RECORDS FOR PROCESSING:

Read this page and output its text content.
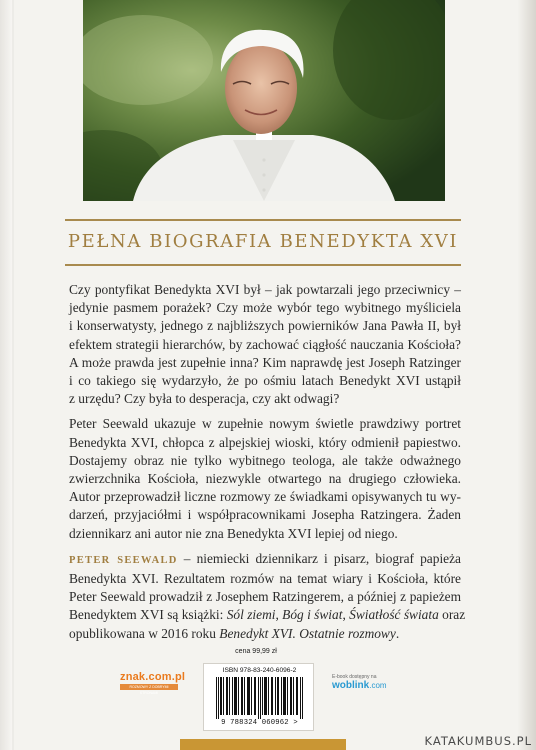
PEŁNA BIOGRAFIA BENEDYKTA XVI

Czy pontyfikat Benedykta XVI był – jak powtarzali jego przeciwnicy –
jedynie pasmem porażek? Czy może wybór tego wybitnego myśliciela
i konserwatysty, jednego z najbliższych powierników Jana Pawła II, był
efektem strategii hierarchów, by zachować ciągłość nauczania Kościoła?
A może prawda jest zupełnie inna? Kim naprawdę jest Joseph Ratzinger
i co takiego się wydarzyło, że po ośmiu latach Benedykt XVI ustąpił
z urzędu? Czy była to desperacja, czy akt odwagi?

Peter Seewald ukazuje w zupełnie nowym świetle prawdziwy portret
Benedykta XVI, chłopca z alpejskiej wioski, który odmienił papiestwo.
Dostajemy obraz nie tylko wybitnego teologa, ale także odważnego
zwierzchnika Kościoła, niezwykle otwartego na drugiego człowieka.
Autor przeprowadził liczne rozmowy ze świadkami opisywanych tu wy-
darzeń, przyjaciółmi i współpracownikami Josepha Ratzingera. Żaden
dziennikarz ani autor nie zna Benedykta XVI lepiej od niego.

PETER SEEWALD – niemiecki dziennikarz i pisarz, biograf papieża
Benedykta XVI. Rezultatem rozmów na temat wiary i Kościoła, które
Peter Seewald prowadził z Josephem Ratzingerem, a później z papieżem
Benedyktem XVI są książki: Sól ziemi, Bóg i świat, Światłość świata oraz
opublikowana w 2016 roku Benedykt XVI. Ostatnie rozmowy.

cena 99,99 zł
znak.com.pl
ROZMOWY Z DOBRYMI STRONAMI
ISBN 978-83-240-6096-2
9 788324 060962 >
E-book dostępny na
woblink.com
KATAKUMBUS.PL
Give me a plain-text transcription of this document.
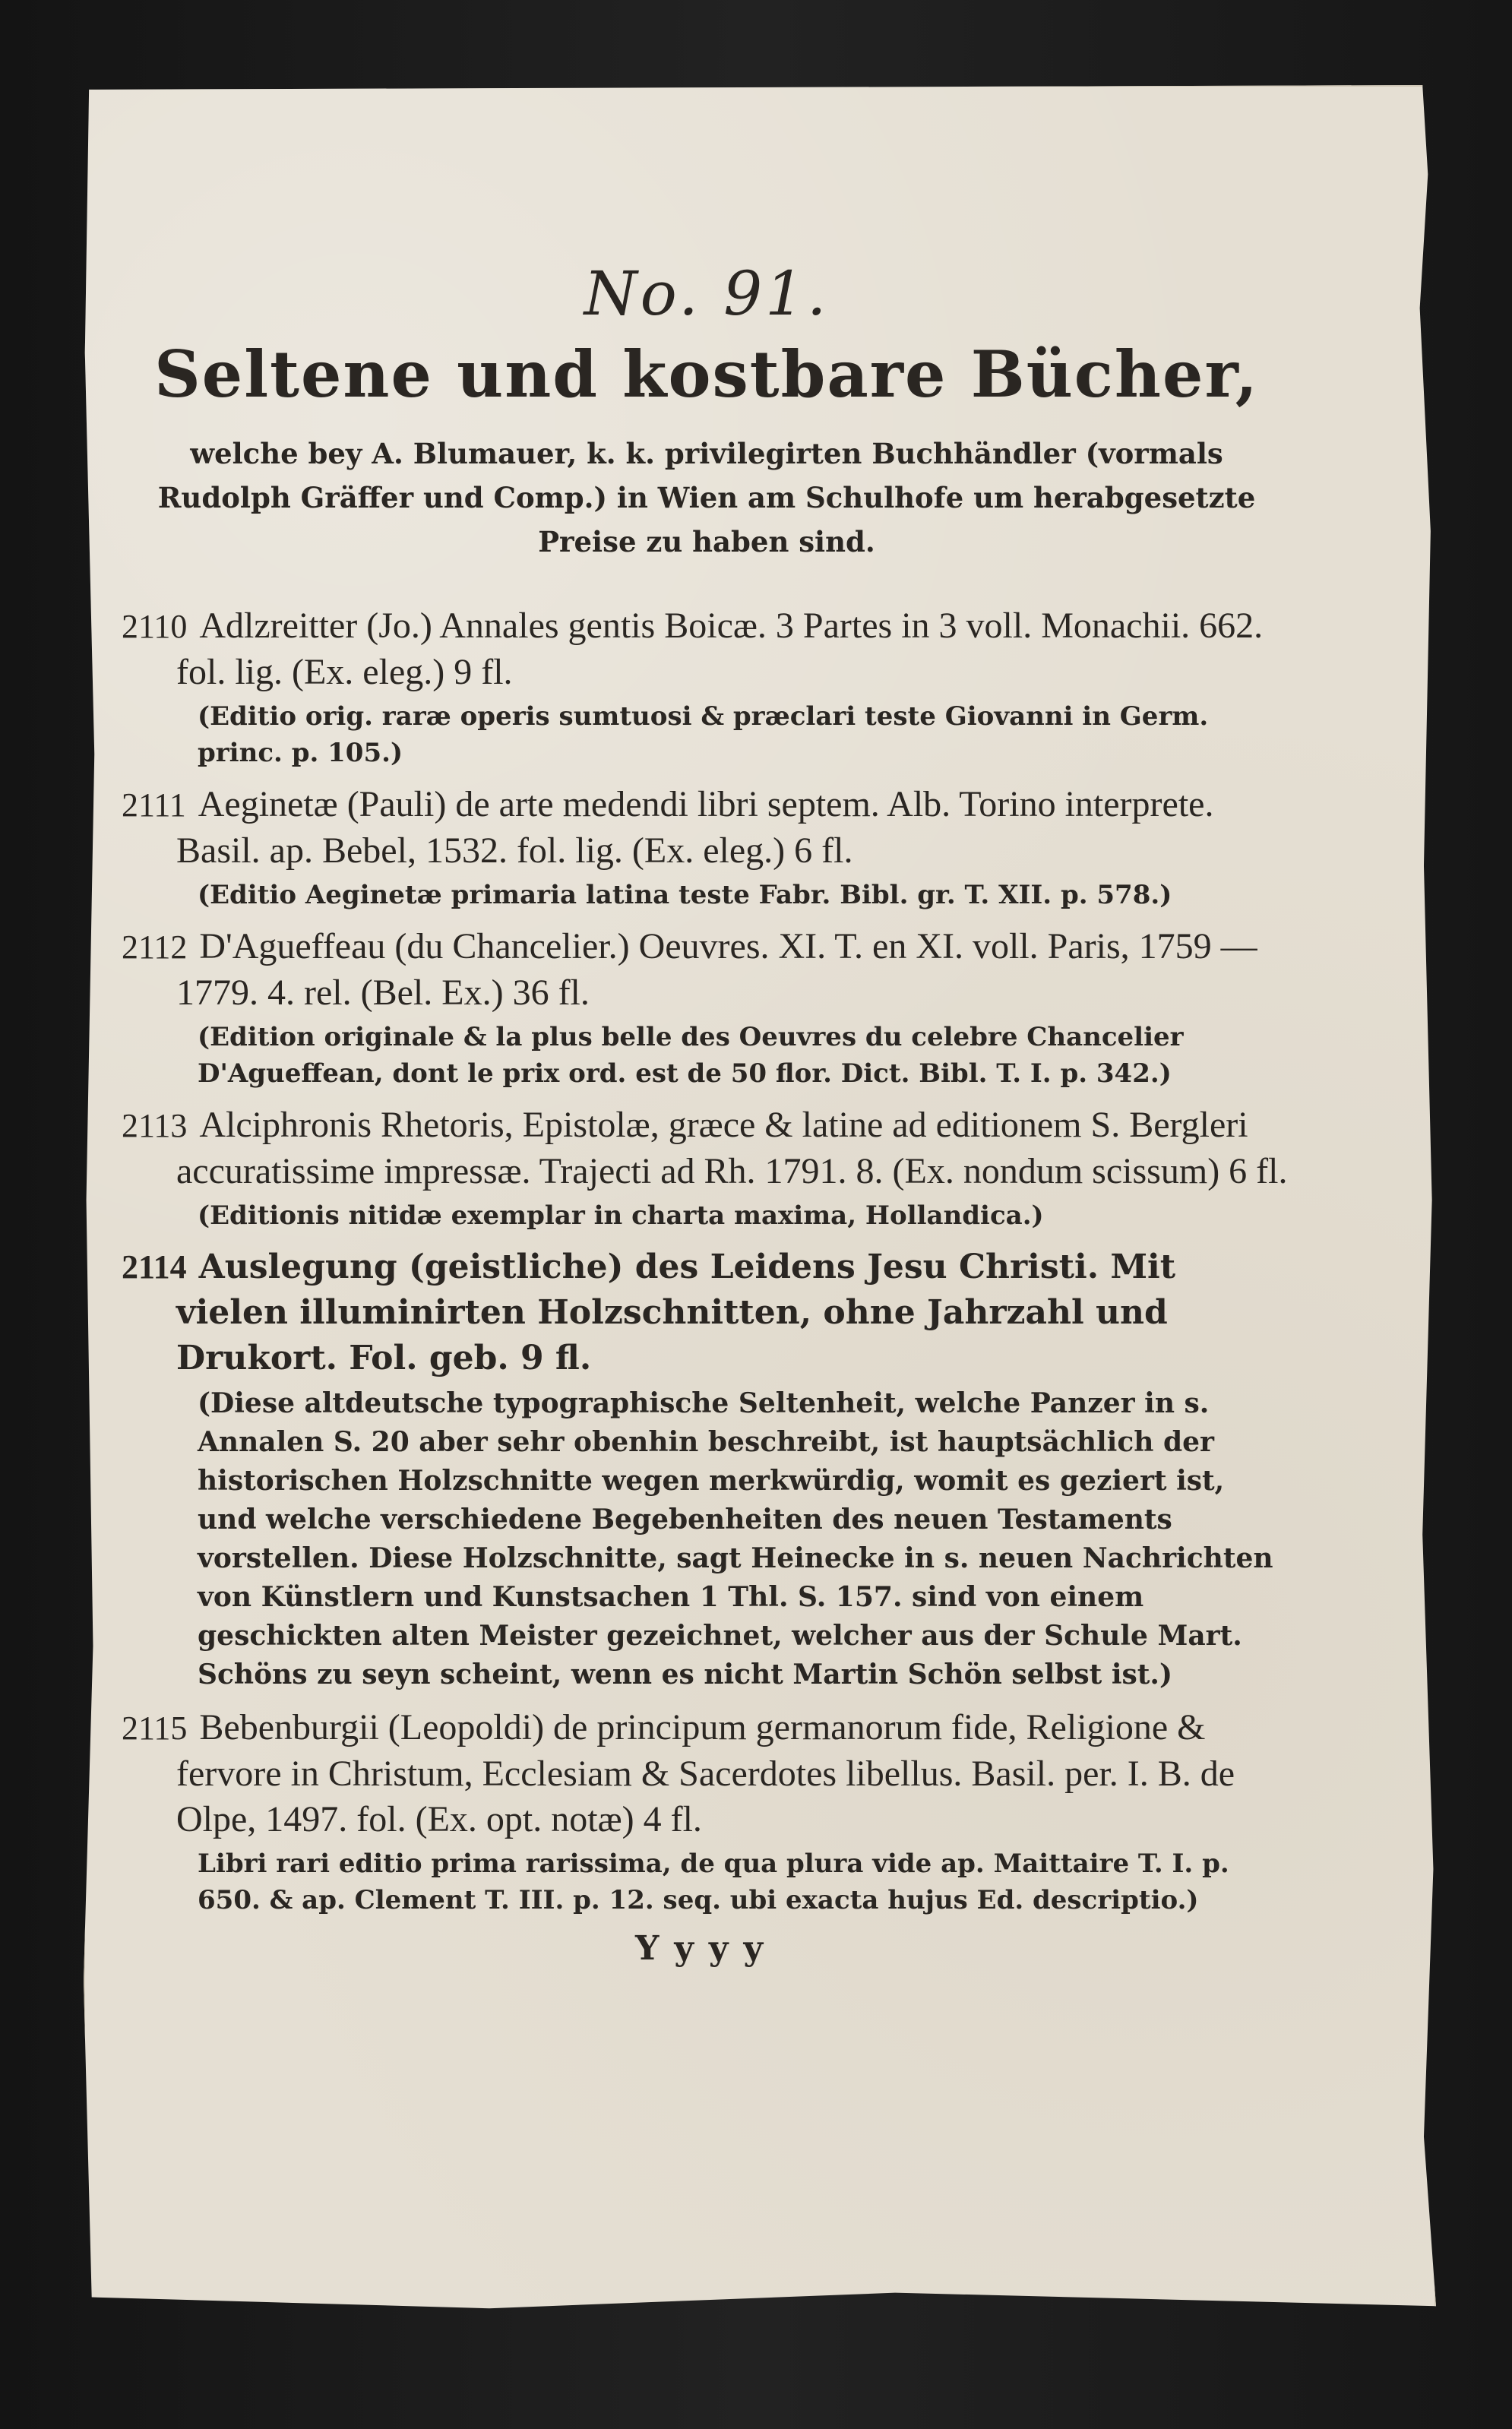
No. 91.
Seltene und kostbare Bücher,
welche bey A. Blumauer, k. k. privilegirten Buchhändler (vormals Rudolph Gräffer und Comp.) in Wien am Schulhofe um herabgesetzte Preise zu haben sind.
2110 Adlzreitter (Jo.) Annales gentis Boicæ. 3 Partes in 3 voll. Monachii. 662. fol. lig. (Ex. eleg.) 9 fl.
(Editio orig. raræ operis sumtuosi & præclari teste Giovanni in Germ. princ. p. 105.)
2111 Aeginetæ (Pauli) de arte medendi libri septem. Alb. Torino interprete. Basil. ap. Bebel, 1532. fol. lig. (Ex. eleg.) 6 fl.
(Editio Aeginetæ primaria latina teste Fabr. Bibl. gr. T. XII. p. 578.)
2112 D'Agueffeau (du Chancelier.) Oeuvres. XI. T. en XI. voll. Paris, 1759 — 1779. 4. rel. (Bel. Ex.) 36 fl.
(Edition originale & la plus belle des Oeuvres du celebre Chancelier D'Agueffean, dont le prix ord. est de 50 flor. Dict. Bibl. T. I. p. 342.)
2113 Alciphronis Rhetoris, Epistolæ, græce & latine ad editionem S. Bergleri accuratissime impressæ. Trajecti ad Rh. 1791. 8. (Ex. nondum scissum) 6 fl.
(Editionis nitidæ exemplar in charta maxima, Hollandica.)
2114 Auslegung (geistliche) des Leidens Jesu Christi. Mit vielen illuminirten Holzschnitten, ohne Jahrzahl und Drukort. Fol. geb. 9 fl.
(Diese altdeutsche typographische Seltenheit, welche Panzer in s. Annalen S. 20 aber sehr obenhin beschreibt, ist hauptsächlich der historischen Holzschnitte wegen merkwürdig, womit es geziert ist, und welche verschiedene Begebenheiten des neuen Testaments vorstellen. Diese Holzschnitte, sagt Heinecke in s. neuen Nachrichten von Künstlern und Kunstsachen 1 Thl. S. 157. sind von einem geschickten alten Meister gezeichnet, welcher aus der Schule Mart. Schöns zu seyn scheint, wenn es nicht Martin Schön selbst ist.)
2115 Bebenburgii (Leopoldi) de principum germanorum fide, Religione & fervore in Christum, Ecclesiam & Sacerdotes libellus. Basil. per. I. B. de Olpe, 1497. fol. (Ex. opt. notæ) 4 fl.
Libri rari editio prima rarissima, de qua plura vide ap. Maittaire T. I. p. 650. & ap. Clement T. III. p. 12. seq. ubi exacta hujus Ed. descriptio.)
Yyyy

WHAT IS NEEDED: All of the data above should be quoted exactly, except for the pictures.

THE OUTPUT:
Read this page and output its text content.
PEŁNA BIOGRAFIA BENEDYKTA XVI

Czy pontyfikat Benedykta XVI był – jak powtarzali jego przeciwnicy –
jedynie pasmem porażek? Czy może wybór tego wybitnego myśliciela
i konserwatysty, jednego z najbliższych powierników Jana Pawła II, był
efektem strategii hierarchów, by zachować ciągłość nauczania Kościoła?
A może prawda jest zupełnie inna? Kim naprawdę jest Joseph Ratzinger
i co takiego się wydarzyło, że po ośmiu latach Benedykt XVI ustąpił
z urzędu? Czy była to desperacja, czy akt odwagi?

Peter Seewald ukazuje w zupełnie nowym świetle prawdziwy portret
Benedykta XVI, chłopca z alpejskiej wioski, który odmienił papiestwo.
Dostajemy obraz nie tylko wybitnego teologa, ale także odważnego
zwierzchnika Kościoła, niezwykle otwartego na drugiego człowieka.
Autor przeprowadził liczne rozmowy ze świadkami opisywanych tu wy-
darzeń, przyjaciółmi i współpracownikami Josepha Ratzingera. Żaden
dziennikarz ani autor nie zna Benedykta XVI lepiej od niego.

PETER SEEWALD – niemiecki dziennikarz i pisarz, biograf papieża
Benedykta XVI. Rezultatem rozmów na temat wiary i Kościoła, które
Peter Seewald prowadził z Josephem Ratzingerem, a później z papieżem
Benedyktem XVI są książki: Sól ziemi, Bóg i świat, Światłość świata oraz
opublikowana w 2016 roku Benedykt XVI. Ostatnie rozmowy.

cena 99,99 zł
znak.com.pl
ROZMOWY Z DOBRYMI STRONAMI
ISBN 978-83-240-6096-2
9 788324 060962 >
E-book dostępny na
woblink.com
KATAKUMBUS.PL
Give me a plain-text transcription of this document.
No. 91.
Seltene und kostbare Bücher,
welche bey A. Blumauer, k. k. privilegirten Buchhändler (vormals Rudolph Gräffer und Comp.) in Wien am Schulhofe um herabgesetzte Preise zu haben sind.
2110 Adlzreitter (Jo.) Annales gentis Boicæ. 3 Partes in 3 voll. Monachii. 662. fol. lig. (Ex. eleg.) 9 fl.
(Editio orig. raræ operis sumtuosi & præclari teste Giovanni in Germ. princ. p. 105.)
2111 Aeginetæ (Pauli) de arte medendi libri septem. Alb. Torino interprete. Basil. ap. Bebel, 1532. fol. lig. (Ex. eleg.) 6 fl.
(Editio Aeginetæ primaria latina teste Fabr. Bibl. gr. T. XII. p. 578.)
2112 D'Agueffeau (du Chancelier.) Oeuvres. XI. T. en XI. voll. Paris, 1759 — 1779. 4. rel. (Bel. Ex.) 36 fl.
(Edition originale & la plus belle des Oeuvres du celebre Chancelier D'Agueffean, dont le prix ord. est de 50 flor. Dict. Bibl. T. I. p. 342.)
2113 Alciphronis Rhetoris, Epistolæ, græce & latine ad editionem S. Bergleri accuratissime impressæ. Trajecti ad Rh. 1791. 8. (Ex. nondum scissum) 6 fl.
(Editionis nitidæ exemplar in charta maxima, Hollandica.)
2114 Auslegung (geistliche) des Leidens Jesu Christi. Mit vielen illuminirten Holzschnitten, ohne Jahrzahl und Drukort. Fol. geb. 9 fl.
(Diese altdeutsche typographische Seltenheit, welche Panzer in s. Annalen S. 20 aber sehr obenhin beschreibt, ist hauptsächlich der historischen Holzschnitte wegen merkwürdig, womit es geziert ist, und welche verschiedene Begebenheiten des neuen Testaments vorstellen. Diese Holzschnitte, sagt Heinecke in s. neuen Nachrichten von Künstlern und Kunstsachen 1 Thl. S. 157. sind von einem geschickten alten Meister gezeichnet, welcher aus der Schule Mart. Schöns zu seyn scheint, wenn es nicht Martin Schön selbst ist.)
2115 Bebenburgii (Leopoldi) de principum germanorum fide, Religione & fervore in Christum, Ecclesiam & Sacerdotes libellus. Basil. per. I. B. de Olpe, 1497. fol. (Ex. opt. notæ) 4 fl.
Libri rari editio prima rarissima, de qua plura vide ap. Maittaire T. I. p. 650. & ap. Clement T. III. p. 12. seq. ubi exacta hujus Ed. descriptio.)
Yyyy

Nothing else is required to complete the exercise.